Since the change, districts have started rolling out dinner programs both in states newly able to offer them and states like Missouri where funding was available previously but districts didn’t always know about it. The Congressional Budget Office estimates there will be almost 21 million additional suppers served by 2015 and that number will rise to 29 million by 2020. The added spending would total about $641 million from 2011 to 2020.

Advocates for the poor praise the program, but there have been complaints from conservatives who question whether the schools should be feeding kids three meals a day. Radio talk show host Rush Limbaugh asked on-air in November, “Why even send the kids home?”

Dinners are funded through the U.S. Department of Agriculture’s Child and Adult Care Food Program, which also helps feed people enrolled in child and adult day care programs and emergency shelters. The number of dinners served through the program has grown over the past decade, although the USDA doesn’t currently break out how many meals are served through after-school programs specifically.

“The USDA has done a lot to streamline the requirements and made it easier for people to apply and participate,” said Crystal FitzSimons, who researches and advocates for after-school meals for the anti-hunger nonprofit Food Research and Action Center. “Before, we did outreach in the states that allowed it. There were programs participating. But I think it has gained a lot of momentum and a lot of visibility because it has been expanded nationwide.”

In California, the Oakland Unified School District started a pilot program in October, dishing up dinner in 11 of its 101 schools. The district plans to expand the program in 19 more schools by the end of the school year.

“There are some of these kids who you know just don’t eat when they go home,” said Jennifer LeBarre, nutrition services director for the district, where about 70 percent of its 38,000 students qualify for subsidized meals.

In Tennessee, Memphis City Schools are serving about 14,000 after-school meals daily. About 84 percent of the district’s 110,000 students qualify for free- or reduced price lunches.

Kate Lareau has mixed feelings about the program even though her first-grader enjoys eating dinner at her Memphis elementary school’s after-school program. As a grant-writer for a nonprofit that works with people in a south Memphis housing project, Lareau said she can afford to feed her daughter, but knows that a lot of children go without.

“Do we need to provide all three meals? I’m not sure,” she said. “But I personally know children who don’t get any food after they get home. I don’t want those kids to be hungry for sure.”

The district began offering the meals, featuring entrees such as Cobb salads and ham and cheese sandwiches, in 70 of its 200 schools in November and plans to expand to the program in 30 more school by year’s end.

“In a perfect world, June and Ward would grab the Beav and Wally and give them a great big breakfast with a hug and kiss and send them off,” said Tony Geraci, executive director of child nutrition for the district. “There would be pot roast wafting through the living home when they show up at home. But that’s not how it is.”

### DATA FOR ANALYSIS
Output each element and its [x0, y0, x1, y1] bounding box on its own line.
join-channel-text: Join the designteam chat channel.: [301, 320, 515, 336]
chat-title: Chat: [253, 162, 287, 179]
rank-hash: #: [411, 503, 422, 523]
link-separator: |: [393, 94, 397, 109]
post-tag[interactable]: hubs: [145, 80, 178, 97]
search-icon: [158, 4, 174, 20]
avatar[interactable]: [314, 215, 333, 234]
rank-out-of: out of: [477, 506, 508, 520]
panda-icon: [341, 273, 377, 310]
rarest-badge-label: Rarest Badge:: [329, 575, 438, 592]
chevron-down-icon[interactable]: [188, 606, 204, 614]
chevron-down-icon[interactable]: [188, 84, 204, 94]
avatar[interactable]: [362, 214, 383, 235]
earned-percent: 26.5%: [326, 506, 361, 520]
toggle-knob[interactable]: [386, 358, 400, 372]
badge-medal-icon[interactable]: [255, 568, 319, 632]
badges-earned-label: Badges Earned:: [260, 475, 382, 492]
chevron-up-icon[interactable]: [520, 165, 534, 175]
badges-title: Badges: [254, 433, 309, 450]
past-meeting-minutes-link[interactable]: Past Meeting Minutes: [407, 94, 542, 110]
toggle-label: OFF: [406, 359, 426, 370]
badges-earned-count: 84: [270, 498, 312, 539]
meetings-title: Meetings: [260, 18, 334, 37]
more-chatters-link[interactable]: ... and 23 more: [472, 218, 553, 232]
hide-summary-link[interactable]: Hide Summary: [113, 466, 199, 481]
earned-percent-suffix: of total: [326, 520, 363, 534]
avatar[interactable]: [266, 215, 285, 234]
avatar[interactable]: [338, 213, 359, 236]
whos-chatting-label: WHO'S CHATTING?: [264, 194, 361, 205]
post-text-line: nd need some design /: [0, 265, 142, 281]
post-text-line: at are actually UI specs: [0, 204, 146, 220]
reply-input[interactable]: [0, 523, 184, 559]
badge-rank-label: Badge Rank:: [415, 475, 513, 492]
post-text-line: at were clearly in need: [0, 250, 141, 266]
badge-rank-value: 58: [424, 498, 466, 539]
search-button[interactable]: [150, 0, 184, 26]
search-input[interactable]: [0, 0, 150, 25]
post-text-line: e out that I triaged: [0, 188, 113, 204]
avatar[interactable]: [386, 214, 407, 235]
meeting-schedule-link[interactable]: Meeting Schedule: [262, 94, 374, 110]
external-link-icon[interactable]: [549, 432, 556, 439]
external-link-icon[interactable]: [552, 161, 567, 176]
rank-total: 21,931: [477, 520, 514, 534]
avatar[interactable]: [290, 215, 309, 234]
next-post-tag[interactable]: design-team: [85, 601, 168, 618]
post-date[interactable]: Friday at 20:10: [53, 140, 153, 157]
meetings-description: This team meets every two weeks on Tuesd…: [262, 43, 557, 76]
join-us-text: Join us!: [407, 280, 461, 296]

### TASKS TO CARRY OUT
1 - Translate this sentence from the article on after-school dinner programs into Spanish: "The added spending would total about $641 million from 2011 to 2020."
2 - According to the article on after-school dinner programs, in how many schools did the Oakland Unified School District begin serving dinner in October?
3 - State whether each statement agrees with the article on after-school dinner programs, quoting the words that decide it: (a) Funding for dinner programs was available in Missouri before the change. (b) The USDA currently reports how many meals are served through after-school programs specifically. (c) About 84 percent of the Memphis district's students qualify for free- or reduced-price lunches.
The material above comes from a separate source and is unrelated to the article on after-school dinner programs.

### ANSWERS TO THE TASKS
1 - El gasto adicional ascendería a unos 641 millones de dólares entre 2011 y 2020.

2 - In 11 of its 101 schools.

3 -
(a) Yes: "states like Missouri where funding was available previously"
(b) No: "the USDA doesn’t currently break out how many meals are served through after-school programs specifically"
(c) Yes: "About 84 percent of the district’s 110,000 students qualify for free- or reduced price lunches"